- Conference: Independent
- Record: 16–10
- Head coach: Bruce Parkhill (1st season);
- Home arena: William & Mary Hall

= 1977–78 William & Mary Indians men's basketball team =

American college basketball season

The 1977–78 William & Mary Indians men's basketball team represented the College of William & Mary in intercollegiate basketball during the 1977–78 season. Under the first year of head coach Bruce Parkhill, the team finished the season 16–10. This was the 73rd season of the collegiate basketball program at William & Mary, whose nickname is now the Tribe.

After playing as members of the Southern Conference for the previous 41 season, William & Mary became an Independent.

• **PROMPT**
List every labeled fact at the top of the 1977–78 William & Mary basketball text, giving each label with its value.

• **ENTRIES SHOWN**
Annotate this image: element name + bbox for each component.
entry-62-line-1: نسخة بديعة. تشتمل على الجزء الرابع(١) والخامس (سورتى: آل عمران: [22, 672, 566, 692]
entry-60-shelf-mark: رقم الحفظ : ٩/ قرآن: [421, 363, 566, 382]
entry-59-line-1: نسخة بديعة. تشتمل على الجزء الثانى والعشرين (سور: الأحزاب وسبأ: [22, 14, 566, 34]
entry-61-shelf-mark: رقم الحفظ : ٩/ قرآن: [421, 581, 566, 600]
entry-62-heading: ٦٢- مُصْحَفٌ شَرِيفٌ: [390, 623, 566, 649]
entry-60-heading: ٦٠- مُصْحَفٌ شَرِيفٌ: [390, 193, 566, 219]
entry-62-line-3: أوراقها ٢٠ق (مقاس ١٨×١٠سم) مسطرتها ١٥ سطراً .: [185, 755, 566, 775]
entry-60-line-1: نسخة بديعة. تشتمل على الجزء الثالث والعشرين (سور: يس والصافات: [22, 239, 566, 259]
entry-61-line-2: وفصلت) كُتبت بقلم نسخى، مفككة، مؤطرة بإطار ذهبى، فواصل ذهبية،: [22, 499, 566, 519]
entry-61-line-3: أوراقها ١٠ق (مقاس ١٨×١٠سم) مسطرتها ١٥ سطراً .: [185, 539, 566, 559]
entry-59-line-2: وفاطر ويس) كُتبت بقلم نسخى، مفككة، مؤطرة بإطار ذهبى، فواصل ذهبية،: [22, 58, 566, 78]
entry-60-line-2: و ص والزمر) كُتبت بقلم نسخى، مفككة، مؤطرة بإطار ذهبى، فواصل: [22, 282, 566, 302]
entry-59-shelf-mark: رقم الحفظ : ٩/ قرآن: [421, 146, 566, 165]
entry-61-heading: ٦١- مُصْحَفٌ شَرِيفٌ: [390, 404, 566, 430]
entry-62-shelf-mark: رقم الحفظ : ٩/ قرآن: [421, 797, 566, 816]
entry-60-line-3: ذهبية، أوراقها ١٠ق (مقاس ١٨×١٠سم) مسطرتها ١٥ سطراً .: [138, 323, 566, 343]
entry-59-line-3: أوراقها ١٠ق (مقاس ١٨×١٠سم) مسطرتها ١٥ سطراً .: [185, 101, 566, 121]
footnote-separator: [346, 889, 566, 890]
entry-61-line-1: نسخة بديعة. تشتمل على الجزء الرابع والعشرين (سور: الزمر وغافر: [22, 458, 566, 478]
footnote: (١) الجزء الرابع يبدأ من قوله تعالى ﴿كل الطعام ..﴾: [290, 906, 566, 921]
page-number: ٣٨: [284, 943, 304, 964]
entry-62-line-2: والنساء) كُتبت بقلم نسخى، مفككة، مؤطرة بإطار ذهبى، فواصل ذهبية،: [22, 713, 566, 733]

• **YOUR SOLUTION**
- Conference: Independent
- Record: 16–10
- Head coach: Bruce Parkhill (1st season)
- Home arena: William & Mary Hall